┌──

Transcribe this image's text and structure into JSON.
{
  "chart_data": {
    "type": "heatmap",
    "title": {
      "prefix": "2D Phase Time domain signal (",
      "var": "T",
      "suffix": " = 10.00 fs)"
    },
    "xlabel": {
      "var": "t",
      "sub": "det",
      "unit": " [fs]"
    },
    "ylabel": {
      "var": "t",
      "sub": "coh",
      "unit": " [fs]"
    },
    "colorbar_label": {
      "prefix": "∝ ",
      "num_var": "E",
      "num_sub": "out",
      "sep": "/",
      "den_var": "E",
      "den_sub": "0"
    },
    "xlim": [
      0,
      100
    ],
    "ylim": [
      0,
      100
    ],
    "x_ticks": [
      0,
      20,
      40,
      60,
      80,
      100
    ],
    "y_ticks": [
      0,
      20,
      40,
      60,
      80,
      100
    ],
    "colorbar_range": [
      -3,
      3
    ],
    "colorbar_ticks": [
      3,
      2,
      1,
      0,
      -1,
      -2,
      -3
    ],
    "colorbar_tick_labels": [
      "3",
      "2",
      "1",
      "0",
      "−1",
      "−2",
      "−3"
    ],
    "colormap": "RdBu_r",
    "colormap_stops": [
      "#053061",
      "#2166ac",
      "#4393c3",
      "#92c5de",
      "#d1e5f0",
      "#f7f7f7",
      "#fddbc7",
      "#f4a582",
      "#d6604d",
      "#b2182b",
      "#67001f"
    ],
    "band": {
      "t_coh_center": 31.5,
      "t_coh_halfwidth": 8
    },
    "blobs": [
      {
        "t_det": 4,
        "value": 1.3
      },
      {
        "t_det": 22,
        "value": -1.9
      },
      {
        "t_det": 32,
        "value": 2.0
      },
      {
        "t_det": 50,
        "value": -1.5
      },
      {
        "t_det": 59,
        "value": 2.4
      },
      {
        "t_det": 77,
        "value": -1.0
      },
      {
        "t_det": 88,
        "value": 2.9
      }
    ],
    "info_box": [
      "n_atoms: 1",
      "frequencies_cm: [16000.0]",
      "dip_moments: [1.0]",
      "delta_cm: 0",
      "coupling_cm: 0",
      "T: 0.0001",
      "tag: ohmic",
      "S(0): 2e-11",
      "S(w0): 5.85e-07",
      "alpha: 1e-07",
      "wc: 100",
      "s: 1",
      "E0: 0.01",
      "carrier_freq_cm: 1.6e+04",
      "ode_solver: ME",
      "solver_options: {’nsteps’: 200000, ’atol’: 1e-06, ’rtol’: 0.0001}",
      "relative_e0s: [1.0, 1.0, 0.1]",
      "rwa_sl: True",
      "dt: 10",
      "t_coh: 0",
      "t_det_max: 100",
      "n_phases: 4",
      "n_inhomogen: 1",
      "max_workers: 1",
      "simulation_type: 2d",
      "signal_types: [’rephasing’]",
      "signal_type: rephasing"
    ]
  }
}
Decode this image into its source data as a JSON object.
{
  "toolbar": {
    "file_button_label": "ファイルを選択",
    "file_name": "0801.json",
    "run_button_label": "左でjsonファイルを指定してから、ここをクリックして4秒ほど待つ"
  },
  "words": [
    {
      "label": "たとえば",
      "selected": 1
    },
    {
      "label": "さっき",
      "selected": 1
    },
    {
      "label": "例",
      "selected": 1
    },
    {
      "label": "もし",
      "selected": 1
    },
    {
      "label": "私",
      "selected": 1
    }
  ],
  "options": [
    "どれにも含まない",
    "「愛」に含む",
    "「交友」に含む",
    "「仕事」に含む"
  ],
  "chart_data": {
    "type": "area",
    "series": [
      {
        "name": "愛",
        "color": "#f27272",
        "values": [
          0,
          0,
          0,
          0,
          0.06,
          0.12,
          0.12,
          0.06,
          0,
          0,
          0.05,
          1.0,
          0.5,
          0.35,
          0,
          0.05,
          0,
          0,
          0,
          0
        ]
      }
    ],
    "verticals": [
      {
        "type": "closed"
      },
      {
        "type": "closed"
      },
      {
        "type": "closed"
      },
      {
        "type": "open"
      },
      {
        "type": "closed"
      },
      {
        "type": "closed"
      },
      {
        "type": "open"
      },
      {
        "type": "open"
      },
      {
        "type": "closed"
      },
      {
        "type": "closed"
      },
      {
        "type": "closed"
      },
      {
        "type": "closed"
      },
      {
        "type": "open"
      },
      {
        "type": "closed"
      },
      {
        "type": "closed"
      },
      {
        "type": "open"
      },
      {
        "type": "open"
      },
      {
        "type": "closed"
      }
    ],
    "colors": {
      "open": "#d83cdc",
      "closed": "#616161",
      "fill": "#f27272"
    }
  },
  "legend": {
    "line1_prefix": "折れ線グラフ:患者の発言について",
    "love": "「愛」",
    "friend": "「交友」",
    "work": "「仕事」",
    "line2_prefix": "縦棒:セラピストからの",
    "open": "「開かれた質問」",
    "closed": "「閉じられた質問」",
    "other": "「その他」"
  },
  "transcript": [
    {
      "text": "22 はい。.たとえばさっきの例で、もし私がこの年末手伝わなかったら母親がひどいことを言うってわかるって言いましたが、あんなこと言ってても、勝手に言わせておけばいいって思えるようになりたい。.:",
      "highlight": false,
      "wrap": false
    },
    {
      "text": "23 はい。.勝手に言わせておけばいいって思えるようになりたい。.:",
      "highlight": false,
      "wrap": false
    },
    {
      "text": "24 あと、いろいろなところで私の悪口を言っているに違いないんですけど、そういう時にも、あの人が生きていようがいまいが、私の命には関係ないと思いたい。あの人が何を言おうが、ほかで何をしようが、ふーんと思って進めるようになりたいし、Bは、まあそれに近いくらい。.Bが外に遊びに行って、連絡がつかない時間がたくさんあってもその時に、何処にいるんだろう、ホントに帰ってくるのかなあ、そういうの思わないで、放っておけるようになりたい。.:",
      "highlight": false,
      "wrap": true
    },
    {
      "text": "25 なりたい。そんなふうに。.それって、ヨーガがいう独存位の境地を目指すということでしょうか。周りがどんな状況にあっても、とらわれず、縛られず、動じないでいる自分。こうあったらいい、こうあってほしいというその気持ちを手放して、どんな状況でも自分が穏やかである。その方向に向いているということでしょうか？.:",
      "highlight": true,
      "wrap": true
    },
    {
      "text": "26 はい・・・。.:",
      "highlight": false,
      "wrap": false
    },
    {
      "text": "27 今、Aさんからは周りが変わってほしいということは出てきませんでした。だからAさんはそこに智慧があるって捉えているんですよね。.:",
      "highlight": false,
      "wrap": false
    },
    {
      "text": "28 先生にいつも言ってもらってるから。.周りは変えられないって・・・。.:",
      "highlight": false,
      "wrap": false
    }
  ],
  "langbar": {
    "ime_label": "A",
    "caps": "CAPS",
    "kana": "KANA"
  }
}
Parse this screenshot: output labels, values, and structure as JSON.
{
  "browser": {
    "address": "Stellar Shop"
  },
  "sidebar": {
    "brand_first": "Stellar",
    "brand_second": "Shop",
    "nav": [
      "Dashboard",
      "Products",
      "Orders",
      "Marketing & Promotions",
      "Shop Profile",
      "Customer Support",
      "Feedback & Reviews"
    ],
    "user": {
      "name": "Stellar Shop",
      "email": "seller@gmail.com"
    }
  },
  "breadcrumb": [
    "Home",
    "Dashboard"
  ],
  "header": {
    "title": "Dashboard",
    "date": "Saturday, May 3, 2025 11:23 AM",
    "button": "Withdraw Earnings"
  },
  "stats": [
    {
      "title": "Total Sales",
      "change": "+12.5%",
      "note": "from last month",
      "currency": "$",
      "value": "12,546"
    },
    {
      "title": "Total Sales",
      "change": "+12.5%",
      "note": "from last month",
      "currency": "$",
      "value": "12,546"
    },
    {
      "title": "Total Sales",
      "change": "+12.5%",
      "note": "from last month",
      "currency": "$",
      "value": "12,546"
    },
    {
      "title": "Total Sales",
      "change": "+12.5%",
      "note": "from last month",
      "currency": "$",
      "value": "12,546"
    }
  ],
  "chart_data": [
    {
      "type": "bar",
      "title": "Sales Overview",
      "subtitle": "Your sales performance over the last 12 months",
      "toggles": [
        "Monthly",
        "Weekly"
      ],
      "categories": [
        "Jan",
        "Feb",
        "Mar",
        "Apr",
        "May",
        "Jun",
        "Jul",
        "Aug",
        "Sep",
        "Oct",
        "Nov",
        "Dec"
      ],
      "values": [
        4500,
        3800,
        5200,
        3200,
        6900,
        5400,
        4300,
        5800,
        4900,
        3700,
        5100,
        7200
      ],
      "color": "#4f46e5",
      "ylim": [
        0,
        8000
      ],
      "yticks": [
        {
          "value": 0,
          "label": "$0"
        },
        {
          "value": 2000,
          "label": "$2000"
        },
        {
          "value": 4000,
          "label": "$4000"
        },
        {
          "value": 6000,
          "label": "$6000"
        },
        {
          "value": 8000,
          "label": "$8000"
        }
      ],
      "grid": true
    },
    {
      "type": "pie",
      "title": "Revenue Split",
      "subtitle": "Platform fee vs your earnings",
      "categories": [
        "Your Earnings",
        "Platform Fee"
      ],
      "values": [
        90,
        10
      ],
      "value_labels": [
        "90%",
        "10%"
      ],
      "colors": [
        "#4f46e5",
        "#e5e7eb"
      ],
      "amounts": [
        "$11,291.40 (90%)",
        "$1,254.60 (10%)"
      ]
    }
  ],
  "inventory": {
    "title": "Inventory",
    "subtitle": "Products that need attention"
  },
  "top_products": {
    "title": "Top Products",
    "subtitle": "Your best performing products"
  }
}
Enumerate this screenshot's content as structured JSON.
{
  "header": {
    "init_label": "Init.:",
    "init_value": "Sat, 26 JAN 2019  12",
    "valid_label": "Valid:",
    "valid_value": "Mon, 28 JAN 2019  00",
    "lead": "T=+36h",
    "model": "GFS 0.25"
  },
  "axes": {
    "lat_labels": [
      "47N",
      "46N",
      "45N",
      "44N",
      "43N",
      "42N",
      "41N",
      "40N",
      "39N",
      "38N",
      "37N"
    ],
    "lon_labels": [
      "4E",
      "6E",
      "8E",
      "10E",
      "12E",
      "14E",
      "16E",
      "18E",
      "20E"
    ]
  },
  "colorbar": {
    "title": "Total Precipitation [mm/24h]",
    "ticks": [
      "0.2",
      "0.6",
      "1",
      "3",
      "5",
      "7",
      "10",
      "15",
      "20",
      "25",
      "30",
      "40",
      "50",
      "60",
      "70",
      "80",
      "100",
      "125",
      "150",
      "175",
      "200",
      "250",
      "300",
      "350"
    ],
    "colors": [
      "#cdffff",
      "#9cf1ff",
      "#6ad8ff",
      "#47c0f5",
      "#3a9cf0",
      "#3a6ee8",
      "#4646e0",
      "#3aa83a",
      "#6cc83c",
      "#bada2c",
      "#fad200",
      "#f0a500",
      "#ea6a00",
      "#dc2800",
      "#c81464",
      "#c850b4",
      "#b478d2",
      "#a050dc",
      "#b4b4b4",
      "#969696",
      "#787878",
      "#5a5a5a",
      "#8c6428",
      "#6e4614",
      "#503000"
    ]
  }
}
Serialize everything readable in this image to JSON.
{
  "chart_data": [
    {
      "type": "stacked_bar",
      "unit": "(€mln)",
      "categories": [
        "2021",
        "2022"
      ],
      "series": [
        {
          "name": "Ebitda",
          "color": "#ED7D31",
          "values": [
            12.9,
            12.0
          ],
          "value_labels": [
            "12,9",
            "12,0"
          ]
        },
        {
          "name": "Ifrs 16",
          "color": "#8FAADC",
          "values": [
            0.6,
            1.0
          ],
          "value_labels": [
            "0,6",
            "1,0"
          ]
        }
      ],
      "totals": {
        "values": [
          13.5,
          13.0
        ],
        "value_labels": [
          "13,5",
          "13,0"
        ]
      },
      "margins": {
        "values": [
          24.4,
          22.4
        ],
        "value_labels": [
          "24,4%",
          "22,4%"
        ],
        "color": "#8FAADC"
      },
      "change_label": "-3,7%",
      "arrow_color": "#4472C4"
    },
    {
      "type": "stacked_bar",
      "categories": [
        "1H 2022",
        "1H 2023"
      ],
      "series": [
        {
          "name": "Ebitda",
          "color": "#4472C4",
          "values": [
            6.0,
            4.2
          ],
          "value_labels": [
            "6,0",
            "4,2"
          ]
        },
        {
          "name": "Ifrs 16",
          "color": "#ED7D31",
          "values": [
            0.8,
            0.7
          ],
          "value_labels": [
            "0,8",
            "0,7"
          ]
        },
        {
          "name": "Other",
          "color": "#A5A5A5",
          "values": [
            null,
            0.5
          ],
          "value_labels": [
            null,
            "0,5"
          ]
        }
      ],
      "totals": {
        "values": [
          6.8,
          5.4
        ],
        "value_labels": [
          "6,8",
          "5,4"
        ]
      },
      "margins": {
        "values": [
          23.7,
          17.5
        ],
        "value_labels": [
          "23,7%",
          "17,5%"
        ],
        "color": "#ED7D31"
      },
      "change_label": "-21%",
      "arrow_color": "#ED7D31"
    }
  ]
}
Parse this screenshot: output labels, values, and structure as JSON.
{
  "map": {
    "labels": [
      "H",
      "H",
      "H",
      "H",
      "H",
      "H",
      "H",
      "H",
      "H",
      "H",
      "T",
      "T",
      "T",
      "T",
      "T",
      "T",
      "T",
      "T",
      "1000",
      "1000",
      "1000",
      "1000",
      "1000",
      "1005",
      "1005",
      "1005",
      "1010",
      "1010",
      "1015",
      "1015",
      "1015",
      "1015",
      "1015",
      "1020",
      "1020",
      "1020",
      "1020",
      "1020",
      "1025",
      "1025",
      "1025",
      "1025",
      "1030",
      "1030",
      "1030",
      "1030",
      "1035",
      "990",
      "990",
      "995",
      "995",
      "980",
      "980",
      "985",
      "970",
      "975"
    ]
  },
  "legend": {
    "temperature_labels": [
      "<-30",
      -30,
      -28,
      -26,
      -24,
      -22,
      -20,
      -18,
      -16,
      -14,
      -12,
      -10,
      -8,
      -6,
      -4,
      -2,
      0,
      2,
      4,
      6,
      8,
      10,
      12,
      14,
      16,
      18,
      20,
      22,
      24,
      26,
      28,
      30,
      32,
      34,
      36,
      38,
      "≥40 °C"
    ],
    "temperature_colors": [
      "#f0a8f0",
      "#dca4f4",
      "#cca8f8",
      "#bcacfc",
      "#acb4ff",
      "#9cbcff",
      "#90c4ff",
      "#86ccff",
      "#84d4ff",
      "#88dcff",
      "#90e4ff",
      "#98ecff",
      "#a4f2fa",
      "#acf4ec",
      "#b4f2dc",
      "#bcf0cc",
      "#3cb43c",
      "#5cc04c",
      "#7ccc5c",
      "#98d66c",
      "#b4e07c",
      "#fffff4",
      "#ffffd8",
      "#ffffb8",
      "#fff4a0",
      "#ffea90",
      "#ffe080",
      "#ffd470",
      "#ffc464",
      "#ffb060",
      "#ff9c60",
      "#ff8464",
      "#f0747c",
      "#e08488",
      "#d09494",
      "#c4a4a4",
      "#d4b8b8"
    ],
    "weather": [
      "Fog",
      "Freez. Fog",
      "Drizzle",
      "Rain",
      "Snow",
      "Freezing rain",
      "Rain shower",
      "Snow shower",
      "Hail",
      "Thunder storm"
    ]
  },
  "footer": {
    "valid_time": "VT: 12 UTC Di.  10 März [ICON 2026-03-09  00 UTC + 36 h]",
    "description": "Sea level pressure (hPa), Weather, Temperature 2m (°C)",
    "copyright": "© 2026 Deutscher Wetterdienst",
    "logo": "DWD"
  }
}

└──

▶ Written exercise: Using the listing, copy every line where the word "this" shows up.

▶ Exercise solution:
Transcribe this image's text and structure into JSON.
Decode this image into its source data as a JSON object.
Parse this screenshot: output labels, values, and structure as JSON.
Enumerate this screenshot's content as structured JSON.
Serialize everything readable in this image to JSON.
Parse this screenshot: output labels, values, and structure as JSON.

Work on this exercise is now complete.